- DATA IN THIS EXERCISE -
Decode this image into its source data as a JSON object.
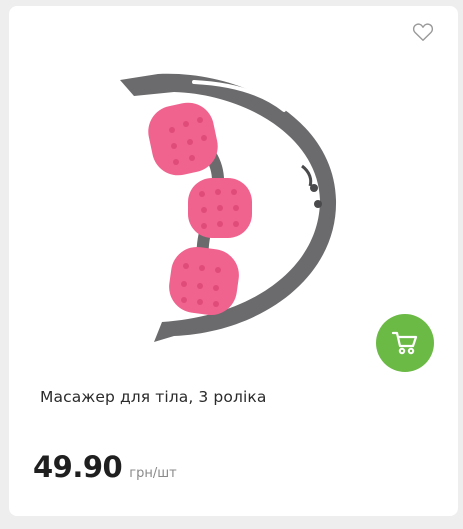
{
  "product": {
    "name": "Масажер для тіла, 3 роліка",
    "price": "49.90",
    "price_unit": "грн/шт",
    "image_icon": "roller-massager-image"
  },
  "actions": {
    "wishlist_icon": "heart-icon",
    "cart_icon": "shopping-cart-icon"
  },
  "colors": {
    "accent": "#6cba46",
    "roller": "#f0638f",
    "frame": "#6b6b6d"
  }
}
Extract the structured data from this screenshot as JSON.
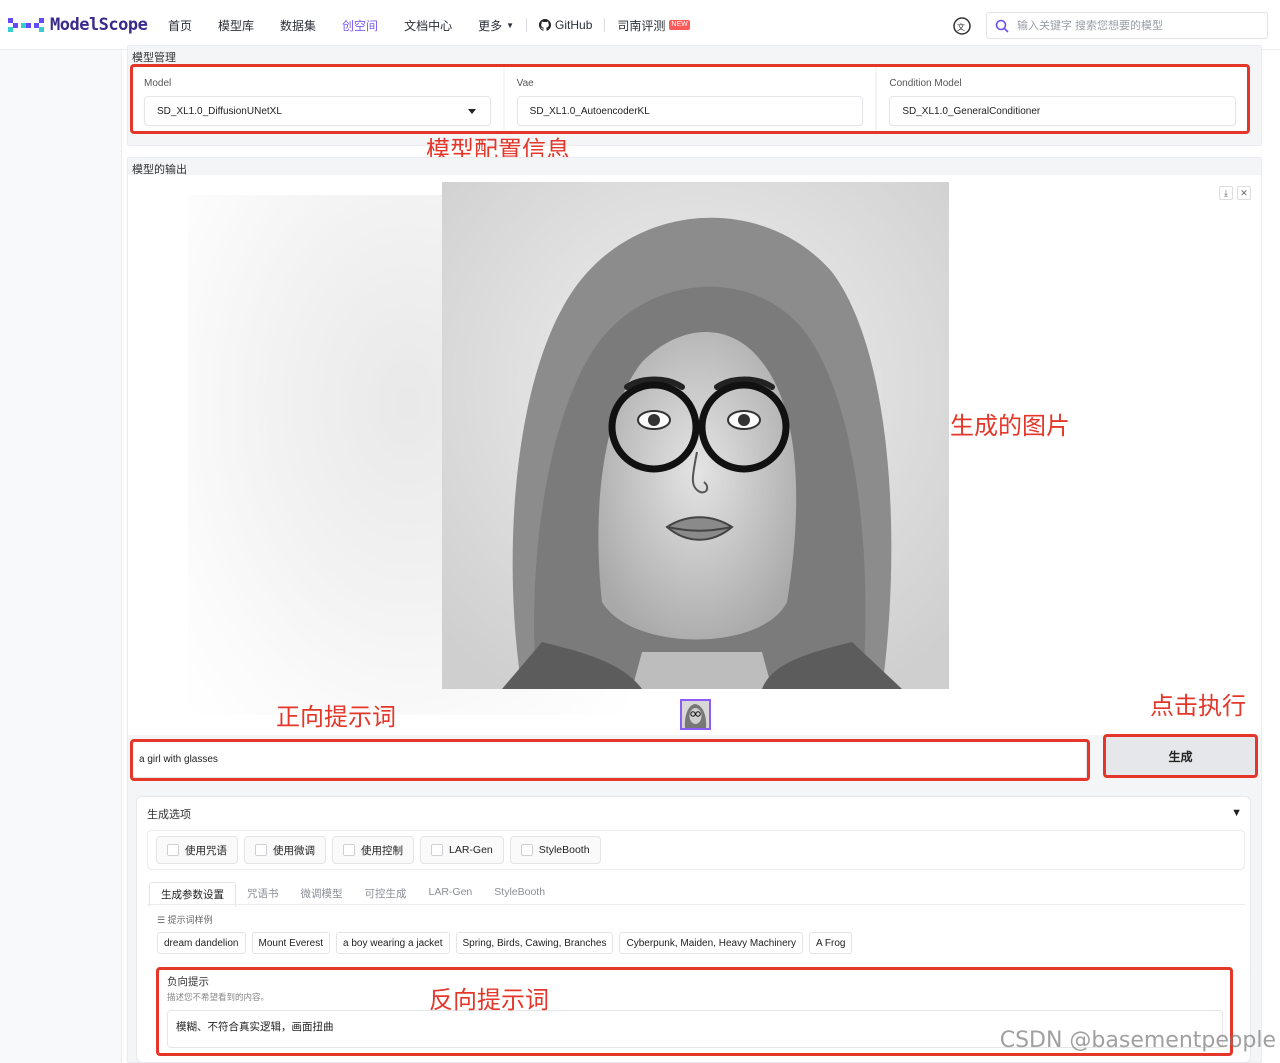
{
  "nav": {
    "logo_text": "ModelScope",
    "items": [
      {
        "label": "首页"
      },
      {
        "label": "模型库"
      },
      {
        "label": "数据集"
      },
      {
        "label": "创空间",
        "active": true
      },
      {
        "label": "文档中心"
      },
      {
        "label": "更多"
      }
    ],
    "github": "GitHub",
    "eval_label": "司南评测",
    "eval_badge": "NEW",
    "search_placeholder": "输入关键字 搜索您想要的模型"
  },
  "model_section": {
    "title": "模型管理",
    "fields": [
      {
        "label": "Model",
        "value": "SD_XL1.0_DiffusionUNetXL"
      },
      {
        "label": "Vae",
        "value": "SD_XL1.0_AutoencoderKL"
      },
      {
        "label": "Condition Model",
        "value": "SD_XL1.0_GeneralConditioner"
      }
    ]
  },
  "output_section": {
    "title": "模型的输出"
  },
  "prompt": {
    "value": "a girl with glasses",
    "generate_label": "生成"
  },
  "options": {
    "title": "生成选项",
    "checkboxes": [
      "使用咒语",
      "使用微调",
      "使用控制",
      "LAR-Gen",
      "StyleBooth"
    ],
    "tabs": [
      "生成参数设置",
      "咒语书",
      "微调模型",
      "可控生成",
      "LAR-Gen",
      "StyleBooth"
    ],
    "examples_label": "提示词样例",
    "examples": [
      "dream dandelion",
      "Mount Everest",
      "a boy wearing a jacket",
      "Spring, Birds, Cawing, Branches",
      "Cyberpunk, Maiden, Heavy Machinery",
      "A Frog"
    ],
    "negative": {
      "label": "负向提示",
      "desc": "描述您不希望看到的内容。",
      "value": "模糊、不符合真实逻辑，画面扭曲"
    }
  },
  "annotations": {
    "model_config": "模型配置信息",
    "generated_image": "生成的图片",
    "positive_prompt": "正向提示词",
    "click_run": "点击执行",
    "negative_prompt": "反向提示词"
  },
  "watermark": "CSDN @basementpeople",
  "colors": {
    "accent": "#7a5af5",
    "annotation_red": "#e4372a"
  }
}
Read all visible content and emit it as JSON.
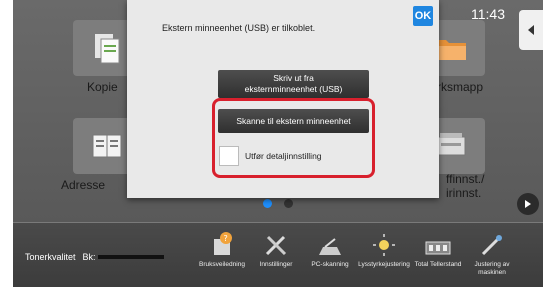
{
  "clock": "11:43",
  "dialog": {
    "message": "Ekstern minneenhet (USB) er tilkoblet.",
    "ok_label": "OK",
    "print_button": "Skriv ut fra eksternminneenhet (USB)",
    "scan_button": "Skanne til ekstern minneenhet",
    "detail_checkbox_label": "Utfør detaljinnstilling",
    "detail_checked": false
  },
  "tiles": {
    "copy": "Kopie",
    "fileshare": "rksmapp",
    "address": "Adresse",
    "settings_line1": "ffinnst./",
    "settings_line2": "irinnst."
  },
  "toner": {
    "label": "Tonerkvalitet",
    "color_label": "Bk"
  },
  "bottom_bar": [
    {
      "label": "Bruksveiledning",
      "icon": "user-guide-icon"
    },
    {
      "label": "Innstillinger",
      "icon": "tools-icon"
    },
    {
      "label": "PC-skanning",
      "icon": "scanner-icon"
    },
    {
      "label": "Lysstyrkejustering",
      "icon": "brightness-icon"
    },
    {
      "label": "Total Tellerstand",
      "icon": "counter-icon"
    },
    {
      "label": "Justering av maskinen",
      "icon": "machine-adjust-icon"
    }
  ],
  "pager": {
    "pages": 2,
    "active_index": 0
  },
  "colors": {
    "accent": "#1f86e0",
    "highlight": "#d8202d"
  }
}
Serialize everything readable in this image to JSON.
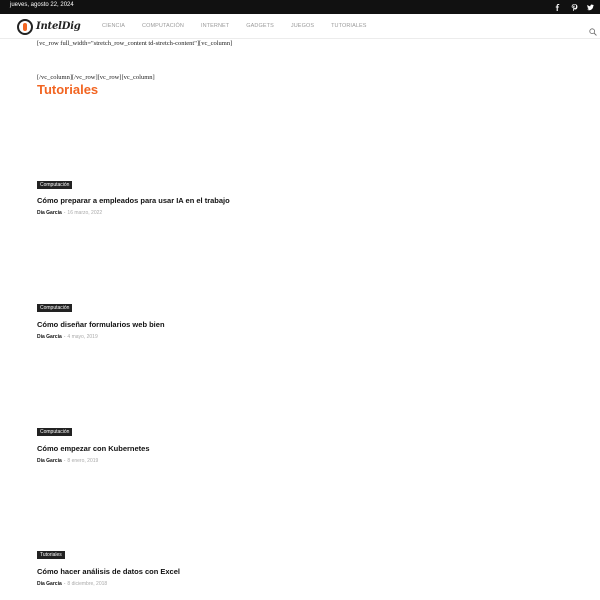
{
  "topbar": {
    "date": "jueves, agosto 22, 2024",
    "social": [
      "facebook-icon",
      "pinterest-icon",
      "twitter-icon"
    ]
  },
  "header": {
    "logo_text": "IntelDig",
    "nav": [
      "CIENCIA",
      "COMPUTACIÓN",
      "INTERNET",
      "GADGETS",
      "JUEGOS",
      "TUTORIALES"
    ],
    "search_icon": "search-icon"
  },
  "shortcodes": {
    "row_open": "[vc_row full_width=\"stretch_row_content td-stretch-content\"][vc_column]",
    "row_close": "[/vc_column][/vc_row][vc_row][vc_column]"
  },
  "section": {
    "title": "Tutoriales"
  },
  "posts": [
    {
      "category": "Computación",
      "title": "Cómo preparar a empleados para usar IA en el trabajo",
      "author": "Día García",
      "separator": "-",
      "date": "16 marzo, 2022"
    },
    {
      "category": "Computación",
      "title": "Cómo diseñar formularios web bien",
      "author": "Día García",
      "separator": "-",
      "date": "4 mayo, 2019"
    },
    {
      "category": "Computación",
      "title": "Cómo empezar con Kubernetes",
      "author": "Día García",
      "separator": "-",
      "date": "8 enero, 2019"
    },
    {
      "category": "Tutoriales",
      "title": "Cómo hacer análisis de datos con Excel",
      "author": "Día García",
      "separator": "-",
      "date": "8 diciembre, 2018"
    }
  ],
  "colors": {
    "accent": "#f26522",
    "topbar": "#111111",
    "category_badge": "#222222"
  }
}
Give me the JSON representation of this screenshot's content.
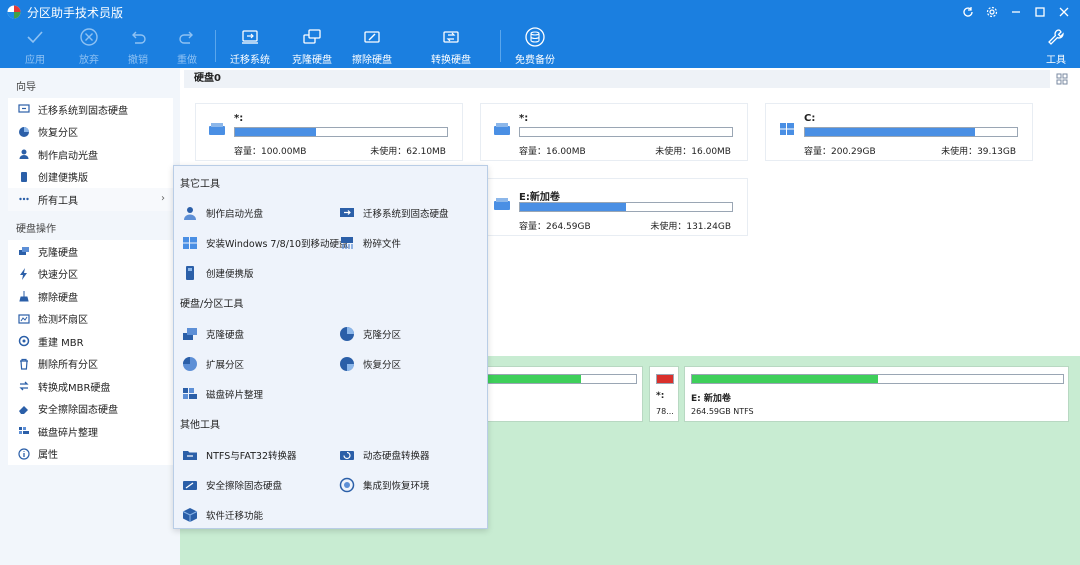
{
  "window": {
    "title": "分区助手技术员版",
    "controls": [
      "refresh-icon",
      "gear-icon",
      "minimize-icon",
      "maximize-icon",
      "close-icon"
    ]
  },
  "toolbar": {
    "apply": "应用",
    "discard": "放弃",
    "undo": "撤销",
    "redo": "重做",
    "migrate_os": "迁移系统",
    "clone_disk": "克隆硬盘",
    "wipe_disk": "擦除硬盘",
    "convert_disk": "转换硬盘",
    "free_backup": "免费备份",
    "tools": "工具"
  },
  "sidebar": {
    "wizard_title": "向导",
    "wizard_items": [
      "迁移系统到固态硬盘",
      "恢复分区",
      "制作启动光盘",
      "创建便携版",
      "所有工具"
    ],
    "disk_ops_title": "硬盘操作",
    "disk_ops_items": [
      "克隆硬盘",
      "快速分区",
      "擦除硬盘",
      "检测坏扇区",
      "重建 MBR",
      "删除所有分区",
      "转换成MBR硬盘",
      "安全擦除固态硬盘",
      "磁盘碎片整理",
      "属性"
    ]
  },
  "disk": {
    "header": "硬盘0",
    "partitions": [
      {
        "name": "*:",
        "capacity": "容量：100.00MB",
        "free": "未使用：62.10MB",
        "used_fraction": 0.38
      },
      {
        "name": "*:",
        "capacity": "容量：16.00MB",
        "free": "未使用：16.00MB",
        "used_fraction": 0.0
      },
      {
        "name": "C:",
        "capacity": "容量：200.29GB",
        "free": "未使用：39.13GB",
        "used_fraction": 0.8
      },
      {
        "name": "E:新加卷",
        "capacity": "容量：264.59GB",
        "free": "未使用：131.24GB",
        "used_fraction": 0.5
      }
    ]
  },
  "lower": {
    "small_name": "*:",
    "small_info": "78...",
    "e_name": "E: 新加卷",
    "e_info": "264.59GB NTFS"
  },
  "popup": {
    "other_tools_title": "其它工具",
    "other_tools": [
      "制作启动光盘",
      "迁移系统到固态硬盘",
      "安装Windows 7/8/10到移动硬盘",
      "粉碎文件",
      "创建便携版"
    ],
    "disk_tools_title": "硬盘/分区工具",
    "disk_tools": [
      "克隆硬盘",
      "克隆分区",
      "扩展分区",
      "恢复分区",
      "磁盘碎片整理"
    ],
    "misc_tools_title": "其他工具",
    "misc_tools": [
      "NTFS与FAT32转换器",
      "动态硬盘转换器",
      "安全擦除固态硬盘",
      "集成到恢复环境",
      "软件迁移功能"
    ]
  },
  "colors": {
    "brand_blue": "#1b7fe0",
    "bar_blue": "#4a8fe4",
    "bar_green": "#3ecf5a",
    "bar_red": "#d9302c",
    "lower_bg": "#c8ecd2"
  }
}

- DIRECTIONS FOR THIS TASK -
Pull every line containing "Cómo" out of the data above.

- RESPONSE FOR THIS EXERCISE -
      "title": "Cómo preparar a empleados para usar IA en el trabajo",
      "title": "Cómo diseñar formularios web bien",
      "title": "Cómo empezar con Kubernetes",
      "title": "Cómo hacer análisis de datos con Excel",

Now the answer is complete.